■ Task requirements
Reproduce every row with each occurrence of "element" replaced by "item" and everything else left unchanged. Omit the pictures from your answer.

■ Records shown

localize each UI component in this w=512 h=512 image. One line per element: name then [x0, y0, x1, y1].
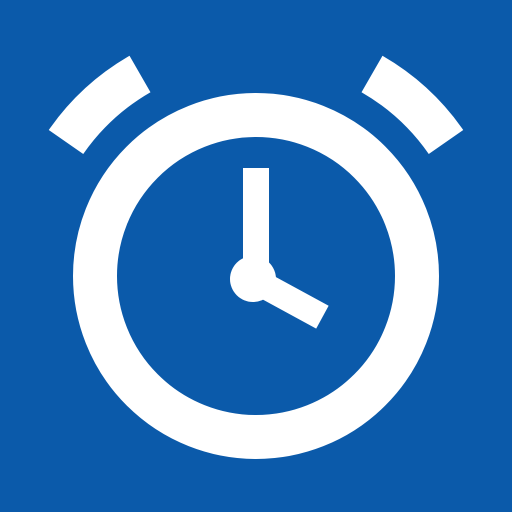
alarm-clock-icon	[0, 0, 512, 512]
app-icon[interactable]	[0, 0, 512, 512]
clock-center-pin	[230, 256, 276, 302]
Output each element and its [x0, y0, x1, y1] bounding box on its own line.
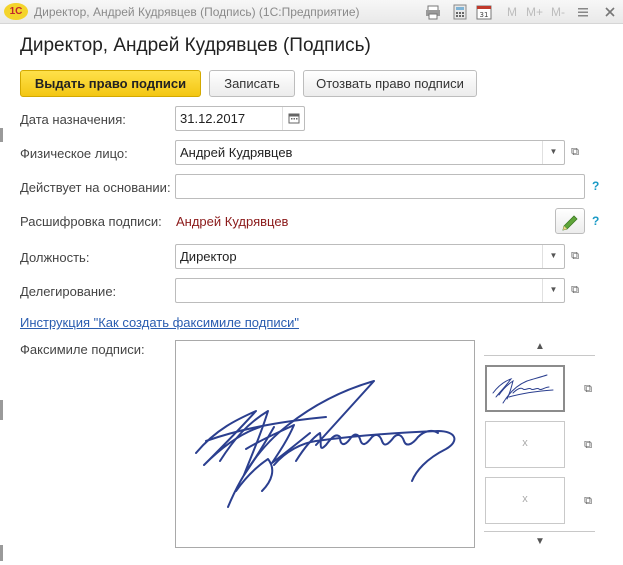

■ Completed task
localize each UI component in this w=512 h=512 image. One line per item: name then [x0, y0, x1, y1].
alarm-clock-icon	[0, 0, 512, 512]
app-icon[interactable]	[0, 0, 512, 512]
clock-center-pin	[230, 256, 276, 302]
Output each item and its [x0, y0, x1, y1] bounding box on its own line.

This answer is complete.